---------- Task data ----------
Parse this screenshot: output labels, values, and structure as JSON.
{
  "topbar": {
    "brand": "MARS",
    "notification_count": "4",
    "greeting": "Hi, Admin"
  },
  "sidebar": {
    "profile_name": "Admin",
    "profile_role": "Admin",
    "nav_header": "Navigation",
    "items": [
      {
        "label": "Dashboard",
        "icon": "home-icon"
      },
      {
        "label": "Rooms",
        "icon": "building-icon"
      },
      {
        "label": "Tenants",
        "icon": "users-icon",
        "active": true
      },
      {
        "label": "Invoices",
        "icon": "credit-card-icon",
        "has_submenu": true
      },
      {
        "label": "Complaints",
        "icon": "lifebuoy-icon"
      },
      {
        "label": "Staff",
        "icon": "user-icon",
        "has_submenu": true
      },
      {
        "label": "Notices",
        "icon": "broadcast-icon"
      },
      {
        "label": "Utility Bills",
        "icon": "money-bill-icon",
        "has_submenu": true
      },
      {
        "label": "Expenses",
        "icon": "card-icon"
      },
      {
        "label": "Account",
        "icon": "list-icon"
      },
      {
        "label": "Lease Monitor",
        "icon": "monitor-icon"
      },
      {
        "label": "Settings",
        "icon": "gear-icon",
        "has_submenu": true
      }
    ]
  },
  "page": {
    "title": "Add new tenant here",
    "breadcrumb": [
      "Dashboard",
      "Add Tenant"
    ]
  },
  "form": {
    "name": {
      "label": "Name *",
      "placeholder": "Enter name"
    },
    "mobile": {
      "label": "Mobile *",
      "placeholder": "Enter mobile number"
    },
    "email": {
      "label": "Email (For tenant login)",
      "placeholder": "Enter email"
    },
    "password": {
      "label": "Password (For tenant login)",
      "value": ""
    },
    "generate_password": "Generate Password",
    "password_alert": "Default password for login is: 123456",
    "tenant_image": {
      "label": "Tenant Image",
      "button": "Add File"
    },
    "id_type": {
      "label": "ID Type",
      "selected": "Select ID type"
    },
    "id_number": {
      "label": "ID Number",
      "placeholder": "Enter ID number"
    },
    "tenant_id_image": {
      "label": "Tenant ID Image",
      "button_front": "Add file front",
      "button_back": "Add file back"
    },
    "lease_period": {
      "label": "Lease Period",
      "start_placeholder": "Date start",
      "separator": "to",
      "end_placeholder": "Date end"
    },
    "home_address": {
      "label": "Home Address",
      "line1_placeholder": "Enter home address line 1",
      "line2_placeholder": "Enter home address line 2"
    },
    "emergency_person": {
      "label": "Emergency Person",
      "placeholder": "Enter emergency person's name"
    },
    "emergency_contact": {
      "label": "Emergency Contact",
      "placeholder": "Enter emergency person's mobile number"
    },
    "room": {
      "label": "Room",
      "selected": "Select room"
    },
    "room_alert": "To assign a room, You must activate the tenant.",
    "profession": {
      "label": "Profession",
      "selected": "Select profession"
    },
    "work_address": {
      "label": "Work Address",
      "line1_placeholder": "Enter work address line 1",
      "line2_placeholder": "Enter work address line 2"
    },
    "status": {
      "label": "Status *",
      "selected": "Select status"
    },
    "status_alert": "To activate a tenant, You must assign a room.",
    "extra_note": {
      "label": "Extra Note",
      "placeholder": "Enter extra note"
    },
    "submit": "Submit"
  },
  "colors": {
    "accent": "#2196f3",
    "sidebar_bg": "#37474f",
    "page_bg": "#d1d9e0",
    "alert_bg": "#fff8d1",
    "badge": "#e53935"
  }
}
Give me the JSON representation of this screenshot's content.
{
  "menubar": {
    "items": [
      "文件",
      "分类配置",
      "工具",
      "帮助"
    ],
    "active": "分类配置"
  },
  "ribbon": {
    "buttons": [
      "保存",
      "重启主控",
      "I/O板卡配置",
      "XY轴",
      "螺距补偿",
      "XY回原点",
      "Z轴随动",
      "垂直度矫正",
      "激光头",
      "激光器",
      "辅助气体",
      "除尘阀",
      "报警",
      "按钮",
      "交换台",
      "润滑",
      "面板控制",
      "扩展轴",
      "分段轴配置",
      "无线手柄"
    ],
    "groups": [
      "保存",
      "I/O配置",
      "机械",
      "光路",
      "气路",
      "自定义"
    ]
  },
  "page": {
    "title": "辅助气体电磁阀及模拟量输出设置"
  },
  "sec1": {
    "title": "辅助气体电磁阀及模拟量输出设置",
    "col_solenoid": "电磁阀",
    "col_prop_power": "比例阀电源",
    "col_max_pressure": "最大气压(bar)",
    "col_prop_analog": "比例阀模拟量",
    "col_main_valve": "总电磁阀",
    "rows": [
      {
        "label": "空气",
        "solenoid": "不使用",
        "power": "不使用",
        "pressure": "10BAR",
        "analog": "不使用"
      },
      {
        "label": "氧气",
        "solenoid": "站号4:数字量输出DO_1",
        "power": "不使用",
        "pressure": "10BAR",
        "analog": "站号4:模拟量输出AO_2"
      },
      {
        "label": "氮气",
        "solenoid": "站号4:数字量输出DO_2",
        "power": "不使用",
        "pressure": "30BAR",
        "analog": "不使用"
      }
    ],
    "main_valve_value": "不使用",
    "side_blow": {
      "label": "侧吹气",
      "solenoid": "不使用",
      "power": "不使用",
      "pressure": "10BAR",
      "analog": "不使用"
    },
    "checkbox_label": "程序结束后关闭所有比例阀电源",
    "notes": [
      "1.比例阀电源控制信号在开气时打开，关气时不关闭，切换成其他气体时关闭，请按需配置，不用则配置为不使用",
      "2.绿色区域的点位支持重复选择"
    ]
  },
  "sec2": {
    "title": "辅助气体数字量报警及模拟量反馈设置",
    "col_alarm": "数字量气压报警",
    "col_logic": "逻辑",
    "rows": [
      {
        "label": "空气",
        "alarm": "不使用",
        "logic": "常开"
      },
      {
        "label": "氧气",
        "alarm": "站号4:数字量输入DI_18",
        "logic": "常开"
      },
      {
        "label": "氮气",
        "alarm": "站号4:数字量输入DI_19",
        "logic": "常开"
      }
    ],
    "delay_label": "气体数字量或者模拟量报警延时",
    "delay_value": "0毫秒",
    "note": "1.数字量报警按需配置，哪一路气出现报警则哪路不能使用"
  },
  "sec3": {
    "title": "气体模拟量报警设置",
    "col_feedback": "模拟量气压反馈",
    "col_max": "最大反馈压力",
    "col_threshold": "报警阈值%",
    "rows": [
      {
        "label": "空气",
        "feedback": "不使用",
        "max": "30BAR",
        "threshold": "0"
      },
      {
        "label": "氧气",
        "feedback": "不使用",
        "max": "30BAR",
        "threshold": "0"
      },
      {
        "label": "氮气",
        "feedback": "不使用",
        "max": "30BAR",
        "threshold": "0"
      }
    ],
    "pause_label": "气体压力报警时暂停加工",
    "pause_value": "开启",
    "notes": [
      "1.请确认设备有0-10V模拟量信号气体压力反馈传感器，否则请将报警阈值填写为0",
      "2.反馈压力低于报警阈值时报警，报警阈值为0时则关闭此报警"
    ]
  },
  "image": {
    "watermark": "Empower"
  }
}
----------
Do this: Extract every entry above as it appears.

Task result:
Parse this screenshot: output labels, values, and structure as JSON.
{
  "topbar": {
    "brand": "MARS",
    "notification_count": "4",
    "greeting": "Hi, Admin"
  },
  "sidebar": {
    "profile_name": "Admin",
    "profile_role": "Admin",
    "nav_header": "Navigation",
    "items": [
      {
        "label": "Dashboard",
        "icon": "home-icon"
      },
      {
        "label": "Rooms",
        "icon": "building-icon"
      },
      {
        "label": "Tenants",
        "icon": "users-icon",
        "active": true
      },
      {
        "label": "Invoices",
        "icon": "credit-card-icon",
        "has_submenu": true
      },
      {
        "label": "Complaints",
        "icon": "lifebuoy-icon"
      },
      {
        "label": "Staff",
        "icon": "user-icon",
        "has_submenu": true
      },
      {
        "label": "Notices",
        "icon": "broadcast-icon"
      },
      {
        "label": "Utility Bills",
        "icon": "money-bill-icon",
        "has_submenu": true
      },
      {
        "label": "Expenses",
        "icon": "card-icon"
      },
      {
        "label": "Account",
        "icon": "list-icon"
      },
      {
        "label": "Lease Monitor",
        "icon": "monitor-icon"
      },
      {
        "label": "Settings",
        "icon": "gear-icon",
        "has_submenu": true
      }
    ]
  },
  "page": {
    "title": "Add new tenant here",
    "breadcrumb": [
      "Dashboard",
      "Add Tenant"
    ]
  },
  "form": {
    "name": {
      "label": "Name *",
      "placeholder": "Enter name"
    },
    "mobile": {
      "label": "Mobile *",
      "placeholder": "Enter mobile number"
    },
    "email": {
      "label": "Email (For tenant login)",
      "placeholder": "Enter email"
    },
    "password": {
      "label": "Password (For tenant login)",
      "value": ""
    },
    "generate_password": "Generate Password",
    "password_alert": "Default password for login is: 123456",
    "tenant_image": {
      "label": "Tenant Image",
      "button": "Add File"
    },
    "id_type": {
      "label": "ID Type",
      "selected": "Select ID type"
    },
    "id_number": {
      "label": "ID Number",
      "placeholder": "Enter ID number"
    },
    "tenant_id_image": {
      "label": "Tenant ID Image",
      "button_front": "Add file front",
      "button_back": "Add file back"
    },
    "lease_period": {
      "label": "Lease Period",
      "start_placeholder": "Date start",
      "separator": "to",
      "end_placeholder": "Date end"
    },
    "home_address": {
      "label": "Home Address",
      "line1_placeholder": "Enter home address line 1",
      "line2_placeholder": "Enter home address line 2"
    },
    "emergency_person": {
      "label": "Emergency Person",
      "placeholder": "Enter emergency person's name"
    },
    "emergency_contact": {
      "label": "Emergency Contact",
      "placeholder": "Enter emergency person's mobile number"
    },
    "room": {
      "label": "Room",
      "selected": "Select room"
    },
    "room_alert": "To assign a room, You must activate the tenant.",
    "profession": {
      "label": "Profession",
      "selected": "Select profession"
    },
    "work_address": {
      "label": "Work Address",
      "line1_placeholder": "Enter work address line 1",
      "line2_placeholder": "Enter work address line 2"
    },
    "status": {
      "label": "Status *",
      "selected": "Select status"
    },
    "status_alert": "To activate a tenant, You must assign a room.",
    "extra_note": {
      "label": "Extra Note",
      "placeholder": "Enter extra note"
    },
    "submit": "Submit"
  },
  "colors": {
    "accent": "#2196f3",
    "sidebar_bg": "#37474f",
    "page_bg": "#d1d9e0",
    "alert_bg": "#fff8d1",
    "badge": "#e53935"
  }
}
Give me the JSON representation of this screenshot's content.
{
  "menubar": {
    "items": [
      "文件",
      "分类配置",
      "工具",
      "帮助"
    ],
    "active": "分类配置"
  },
  "ribbon": {
    "buttons": [
      "保存",
      "重启主控",
      "I/O板卡配置",
      "XY轴",
      "螺距补偿",
      "XY回原点",
      "Z轴随动",
      "垂直度矫正",
      "激光头",
      "激光器",
      "辅助气体",
      "除尘阀",
      "报警",
      "按钮",
      "交换台",
      "润滑",
      "面板控制",
      "扩展轴",
      "分段轴配置",
      "无线手柄"
    ],
    "groups": [
      "保存",
      "I/O配置",
      "机械",
      "光路",
      "气路",
      "自定义"
    ]
  },
  "page": {
    "title": "辅助气体电磁阀及模拟量输出设置"
  },
  "sec1": {
    "title": "辅助气体电磁阀及模拟量输出设置",
    "col_solenoid": "电磁阀",
    "col_prop_power": "比例阀电源",
    "col_max_pressure": "最大气压(bar)",
    "col_prop_analog": "比例阀模拟量",
    "col_main_valve": "总电磁阀",
    "rows": [
      {
        "label": "空气",
        "solenoid": "不使用",
        "power": "不使用",
        "pressure": "10BAR",
        "analog": "不使用"
      },
      {
        "label": "氧气",
        "solenoid": "站号4:数字量输出DO_1",
        "power": "不使用",
        "pressure": "10BAR",
        "analog": "站号4:模拟量输出AO_2"
      },
      {
        "label": "氮气",
        "solenoid": "站号4:数字量输出DO_2",
        "power": "不使用",
        "pressure": "30BAR",
        "analog": "不使用"
      }
    ],
    "main_valve_value": "不使用",
    "side_blow": {
      "label": "侧吹气",
      "solenoid": "不使用",
      "power": "不使用",
      "pressure": "10BAR",
      "analog": "不使用"
    },
    "checkbox_label": "程序结束后关闭所有比例阀电源",
    "notes": [
      "1.比例阀电源控制信号在开气时打开，关气时不关闭，切换成其他气体时关闭，请按需配置，不用则配置为不使用",
      "2.绿色区域的点位支持重复选择"
    ]
  },
  "sec2": {
    "title": "辅助气体数字量报警及模拟量反馈设置",
    "col_alarm": "数字量气压报警",
    "col_logic": "逻辑",
    "rows": [
      {
        "label": "空气",
        "alarm": "不使用",
        "logic": "常开"
      },
      {
        "label": "氧气",
        "alarm": "站号4:数字量输入DI_18",
        "logic": "常开"
      },
      {
        "label": "氮气",
        "alarm": "站号4:数字量输入DI_19",
        "logic": "常开"
      }
    ],
    "delay_label": "气体数字量或者模拟量报警延时",
    "delay_value": "0毫秒",
    "note": "1.数字量报警按需配置，哪一路气出现报警则哪路不能使用"
  },
  "sec3": {
    "title": "气体模拟量报警设置",
    "col_feedback": "模拟量气压反馈",
    "col_max": "最大反馈压力",
    "col_threshold": "报警阈值%",
    "rows": [
      {
        "label": "空气",
        "feedback": "不使用",
        "max": "30BAR",
        "threshold": "0"
      },
      {
        "label": "氧气",
        "feedback": "不使用",
        "max": "30BAR",
        "threshold": "0"
      },
      {
        "label": "氮气",
        "feedback": "不使用",
        "max": "30BAR",
        "threshold": "0"
      }
    ],
    "pause_label": "气体压力报警时暂停加工",
    "pause_value": "开启",
    "notes": [
      "1.请确认设备有0-10V模拟量信号气体压力反馈传感器，否则请将报警阈值填写为0",
      "2.反馈压力低于报警阈值时报警，报警阈值为0时则关闭此报警"
    ]
  },
  "image": {
    "watermark": "Empower"
  }
}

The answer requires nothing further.